■ Task goal: Return all of the entries word for word, but omit the pictures they contain.

[Stored entries]
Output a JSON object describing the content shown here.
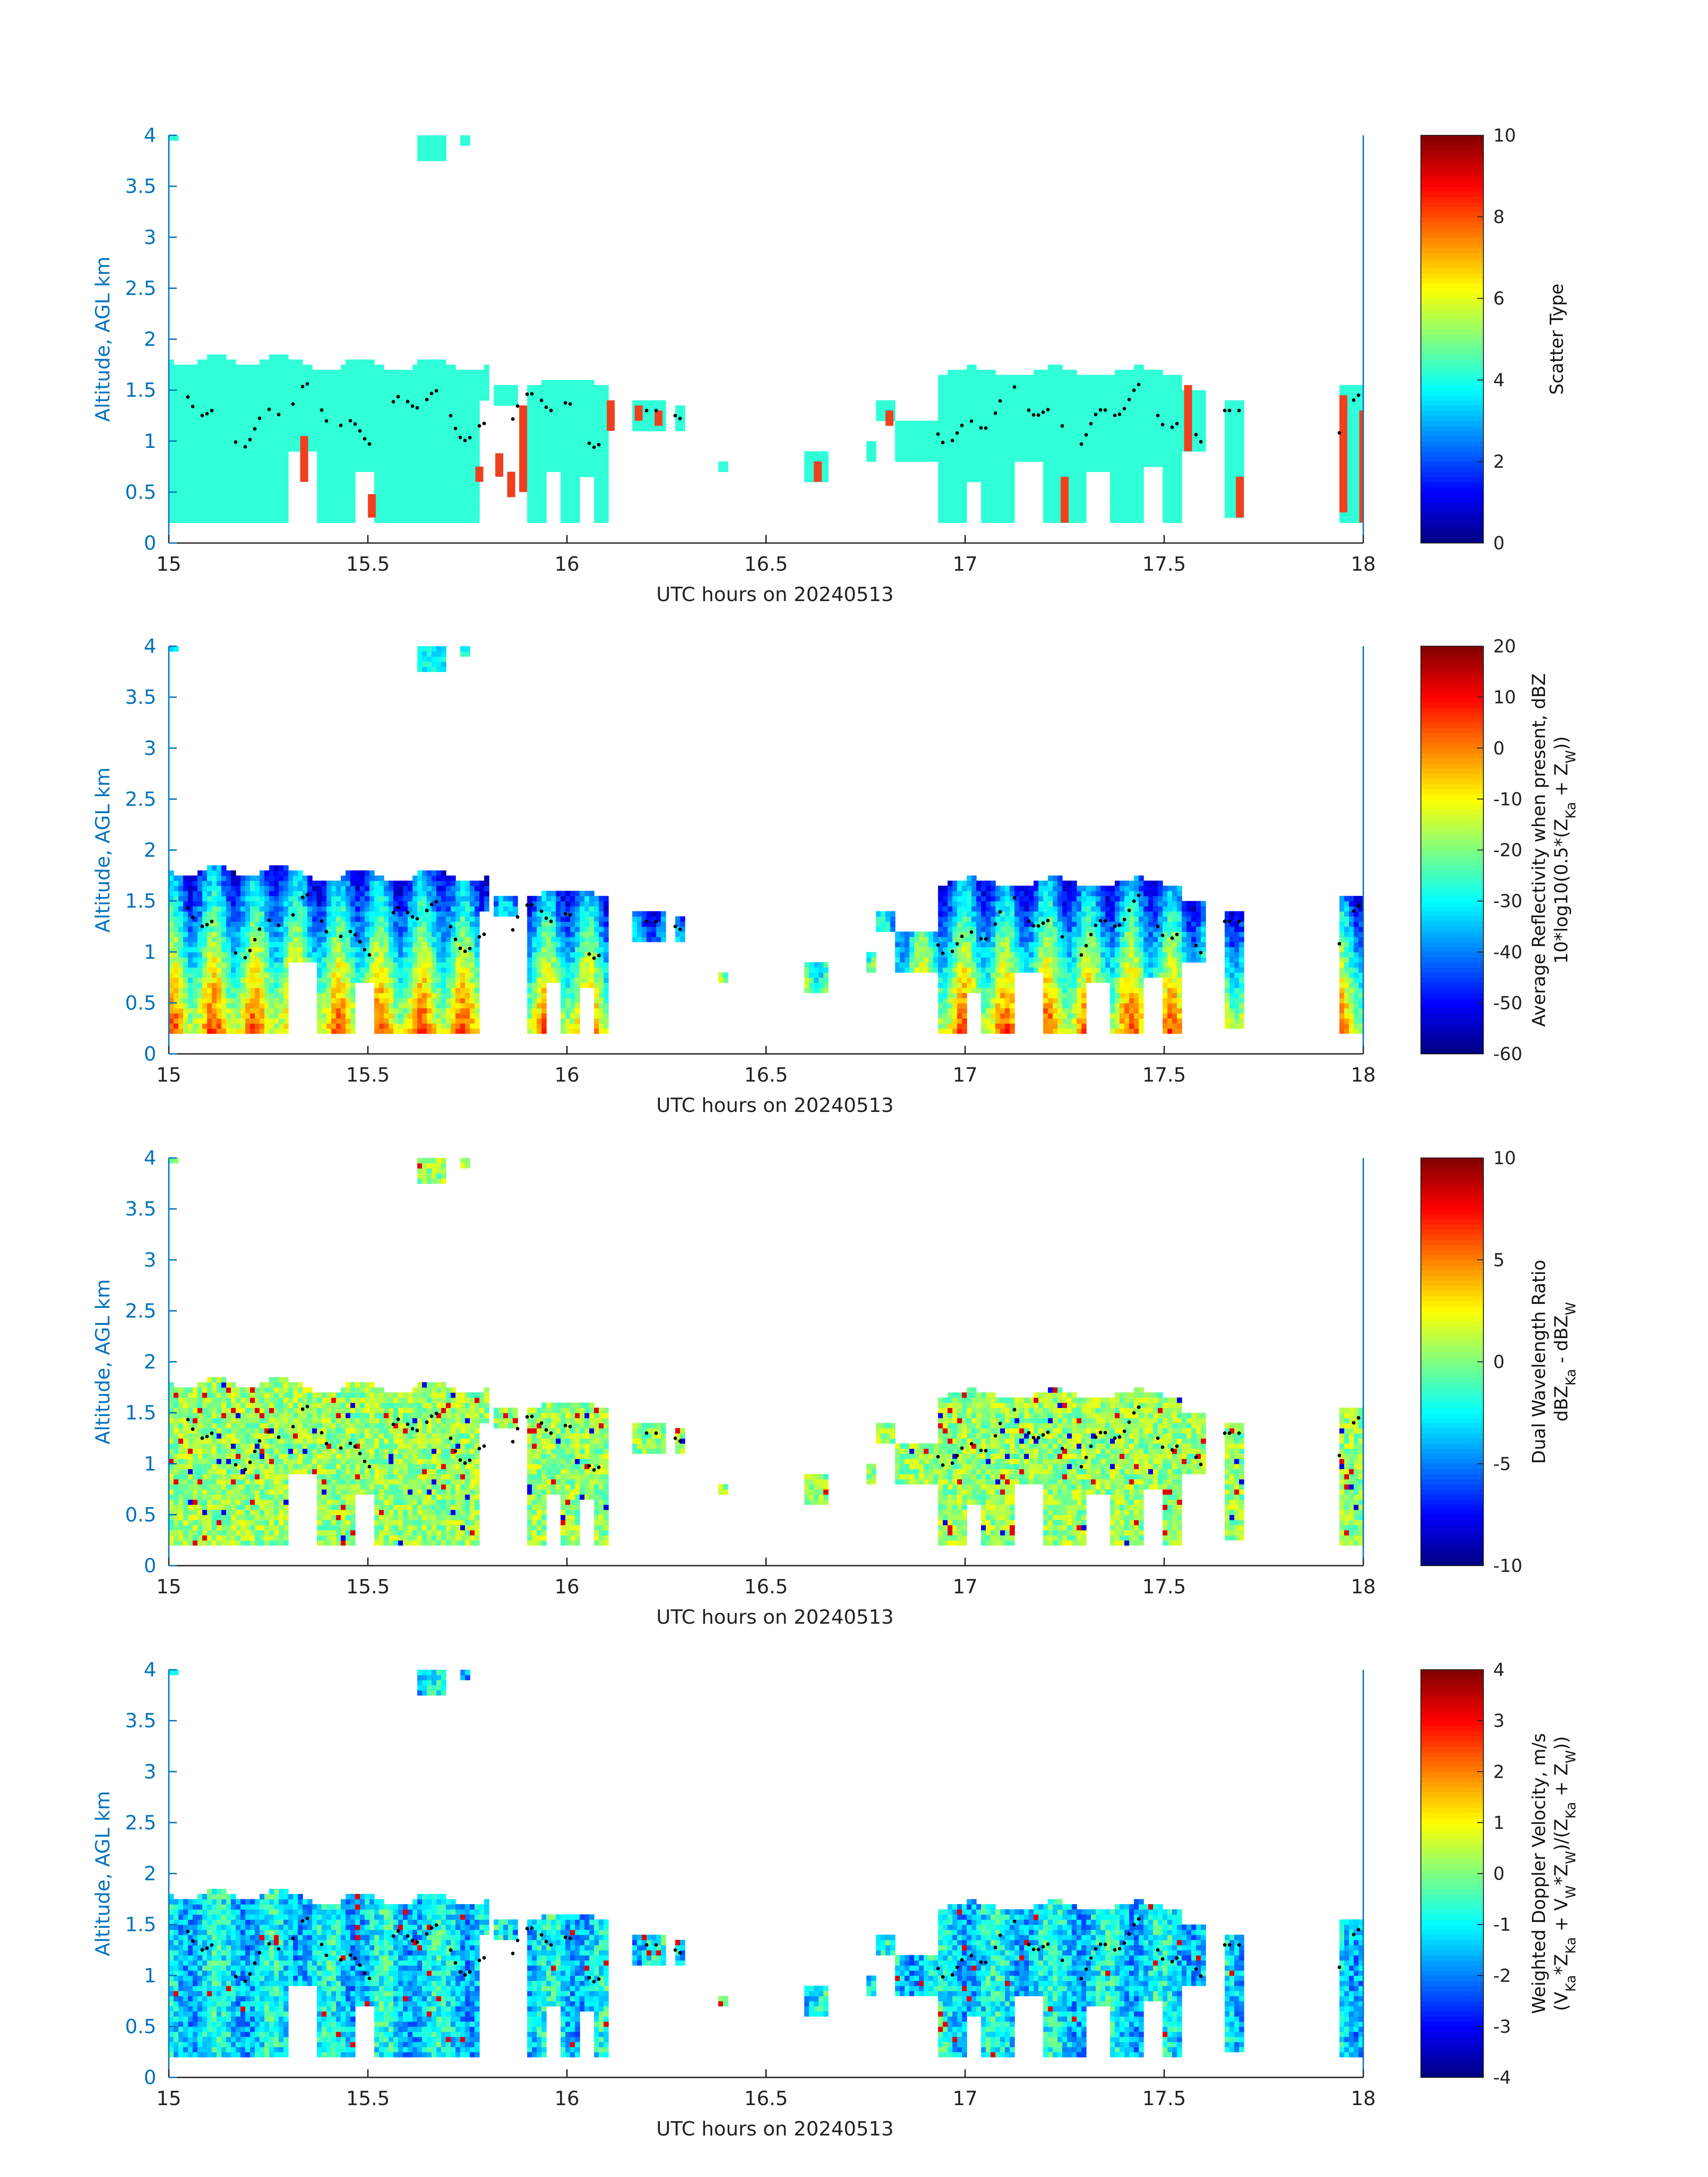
{
  "chart_data": [
    {
      "type": "heatmap",
      "xlabel": "UTC hours on 20240513",
      "ylabel": "Altitude, AGL km",
      "xlim": [
        15,
        18
      ],
      "ylim": [
        0,
        4
      ],
      "xticks": [
        "15",
        "15.5",
        "16",
        "16.5",
        "17",
        "17.5",
        "18"
      ],
      "yticks": [
        "0",
        "0.5",
        "1",
        "1.5",
        "2",
        "2.5",
        "3",
        "3.5",
        "4"
      ],
      "colorbar": {
        "label": "Scatter Type",
        "label2": "",
        "range": [
          0,
          10
        ],
        "ticks": [
          "0",
          "2",
          "4",
          "6",
          "8",
          "10"
        ]
      },
      "field_kind": "scatter",
      "colors": {
        "axis": "#0072BD",
        "cloud": "#30FFD8",
        "highlight": "#F04020",
        "dots": "#000000"
      }
    },
    {
      "type": "heatmap",
      "xlabel": "UTC hours on 20240513",
      "ylabel": "Altitude, AGL km",
      "xlim": [
        15,
        18
      ],
      "ylim": [
        0,
        4
      ],
      "xticks": [
        "15",
        "15.5",
        "16",
        "16.5",
        "17",
        "17.5",
        "18"
      ],
      "yticks": [
        "0",
        "0.5",
        "1",
        "1.5",
        "2",
        "2.5",
        "3",
        "3.5",
        "4"
      ],
      "colorbar": {
        "label": "Average Reflectivity when present, dBZ",
        "label2": "10*log10(0.5*(Z",
        "label2_sub1": "Ka",
        "label2_mid": " + Z",
        "label2_sub2": "W",
        "label2_end": "))",
        "range": [
          -60,
          20
        ],
        "ticks": [
          "-60",
          "-50",
          "-40",
          "-30",
          "-20",
          "-10",
          "0",
          "10",
          "20"
        ]
      },
      "field_kind": "reflectivity",
      "colors": {
        "axis": "#0072BD",
        "dots": "#000000"
      }
    },
    {
      "type": "heatmap",
      "xlabel": "UTC hours on 20240513",
      "ylabel": "Altitude, AGL km",
      "xlim": [
        15,
        18
      ],
      "ylim": [
        0,
        4
      ],
      "xticks": [
        "15",
        "15.5",
        "16",
        "16.5",
        "17",
        "17.5",
        "18"
      ],
      "yticks": [
        "0",
        "0.5",
        "1",
        "1.5",
        "2",
        "2.5",
        "3",
        "3.5",
        "4"
      ],
      "colorbar": {
        "label": "Dual Wavelength Ratio",
        "label2": "dBZ",
        "label2_sub1": "Ka",
        "label2_mid": " - dBZ",
        "label2_sub2": "W",
        "label2_end": "",
        "range": [
          -10,
          10
        ],
        "ticks": [
          "-10",
          "-5",
          "0",
          "5",
          "10"
        ]
      },
      "field_kind": "dwr",
      "colors": {
        "axis": "#0072BD",
        "dots": "#000000"
      }
    },
    {
      "type": "heatmap",
      "xlabel": "UTC hours on 20240513",
      "ylabel": "Altitude, AGL km",
      "xlim": [
        15,
        18
      ],
      "ylim": [
        0,
        4
      ],
      "xticks": [
        "15",
        "15.5",
        "16",
        "16.5",
        "17",
        "17.5",
        "18"
      ],
      "yticks": [
        "0",
        "0.5",
        "1",
        "1.5",
        "2",
        "2.5",
        "3",
        "3.5",
        "4"
      ],
      "colorbar": {
        "label": "Weighted Doppler Velocity, m/s",
        "label2": "(V",
        "label2_sub1": "Ka",
        "label2_mid": "*Z",
        "label2_sub2": "Ka",
        "label2_end": " + V",
        "label2_sub3": "W",
        "label2_tail": "*Z",
        "label2_sub4": "W",
        "label2_tail2": ")/(Z",
        "label2_sub5": "Ka",
        "label2_tail3": " + Z",
        "label2_sub6": "W",
        "label2_tail4": "))",
        "range": [
          -4,
          4
        ],
        "ticks": [
          "-4",
          "-3",
          "-2",
          "-1",
          "0",
          "1",
          "2",
          "3",
          "4"
        ]
      },
      "field_kind": "velocity",
      "colors": {
        "axis": "#0072BD",
        "dots": "#000000"
      }
    }
  ]
}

■ Reply:
Output a JSON object describing the content shown here.
{
  "chart_data": [
    {
      "type": "heatmap",
      "xlabel": "UTC hours on 20240513",
      "ylabel": "Altitude, AGL km",
      "xlim": [
        15,
        18
      ],
      "ylim": [
        0,
        4
      ],
      "xticks": [
        "15",
        "15.5",
        "16",
        "16.5",
        "17",
        "17.5",
        "18"
      ],
      "yticks": [
        "0",
        "0.5",
        "1",
        "1.5",
        "2",
        "2.5",
        "3",
        "3.5",
        "4"
      ],
      "colorbar": {
        "label": "Scatter Type",
        "label2": "",
        "range": [
          0,
          10
        ],
        "ticks": [
          "0",
          "2",
          "4",
          "6",
          "8",
          "10"
        ]
      },
      "field_kind": "scatter",
      "colors": {
        "axis": "#0072BD",
        "cloud": "#30FFD8",
        "highlight": "#F04020",
        "dots": "#000000"
      }
    },
    {
      "type": "heatmap",
      "xlabel": "UTC hours on 20240513",
      "ylabel": "Altitude, AGL km",
      "xlim": [
        15,
        18
      ],
      "ylim": [
        0,
        4
      ],
      "xticks": [
        "15",
        "15.5",
        "16",
        "16.5",
        "17",
        "17.5",
        "18"
      ],
      "yticks": [
        "0",
        "0.5",
        "1",
        "1.5",
        "2",
        "2.5",
        "3",
        "3.5",
        "4"
      ],
      "colorbar": {
        "label": "Average Reflectivity when present, dBZ",
        "label2": "10*log10(0.5*(Z",
        "label2_sub1": "Ka",
        "label2_mid": " + Z",
        "label2_sub2": "W",
        "label2_end": "))",
        "range": [
          -60,
          20
        ],
        "ticks": [
          "-60",
          "-50",
          "-40",
          "-30",
          "-20",
          "-10",
          "0",
          "10",
          "20"
        ]
      },
      "field_kind": "reflectivity",
      "colors": {
        "axis": "#0072BD",
        "dots": "#000000"
      }
    },
    {
      "type": "heatmap",
      "xlabel": "UTC hours on 20240513",
      "ylabel": "Altitude, AGL km",
      "xlim": [
        15,
        18
      ],
      "ylim": [
        0,
        4
      ],
      "xticks": [
        "15",
        "15.5",
        "16",
        "16.5",
        "17",
        "17.5",
        "18"
      ],
      "yticks": [
        "0",
        "0.5",
        "1",
        "1.5",
        "2",
        "2.5",
        "3",
        "3.5",
        "4"
      ],
      "colorbar": {
        "label": "Dual Wavelength Ratio",
        "label2": "dBZ",
        "label2_sub1": "Ka",
        "label2_mid": " - dBZ",
        "label2_sub2": "W",
        "label2_end": "",
        "range": [
          -10,
          10
        ],
        "ticks": [
          "-10",
          "-5",
          "0",
          "5",
          "10"
        ]
      },
      "field_kind": "dwr",
      "colors": {
        "axis": "#0072BD",
        "dots": "#000000"
      }
    },
    {
      "type": "heatmap",
      "xlabel": "UTC hours on 20240513",
      "ylabel": "Altitude, AGL km",
      "xlim": [
        15,
        18
      ],
      "ylim": [
        0,
        4
      ],
      "xticks": [
        "15",
        "15.5",
        "16",
        "16.5",
        "17",
        "17.5",
        "18"
      ],
      "yticks": [
        "0",
        "0.5",
        "1",
        "1.5",
        "2",
        "2.5",
        "3",
        "3.5",
        "4"
      ],
      "colorbar": {
        "label": "Weighted Doppler Velocity, m/s",
        "label2": "(V",
        "label2_sub1": "Ka",
        "label2_mid": "*Z",
        "label2_sub2": "Ka",
        "label2_end": " + V",
        "label2_sub3": "W",
        "label2_tail": "*Z",
        "label2_sub4": "W",
        "label2_tail2": ")/(Z",
        "label2_sub5": "Ka",
        "label2_tail3": " + Z",
        "label2_sub6": "W",
        "label2_tail4": "))",
        "range": [
          -4,
          4
        ],
        "ticks": [
          "-4",
          "-3",
          "-2",
          "-1",
          "0",
          "1",
          "2",
          "3",
          "4"
        ]
      },
      "field_kind": "velocity",
      "colors": {
        "axis": "#0072BD",
        "dots": "#000000"
      }
    }
  ]
}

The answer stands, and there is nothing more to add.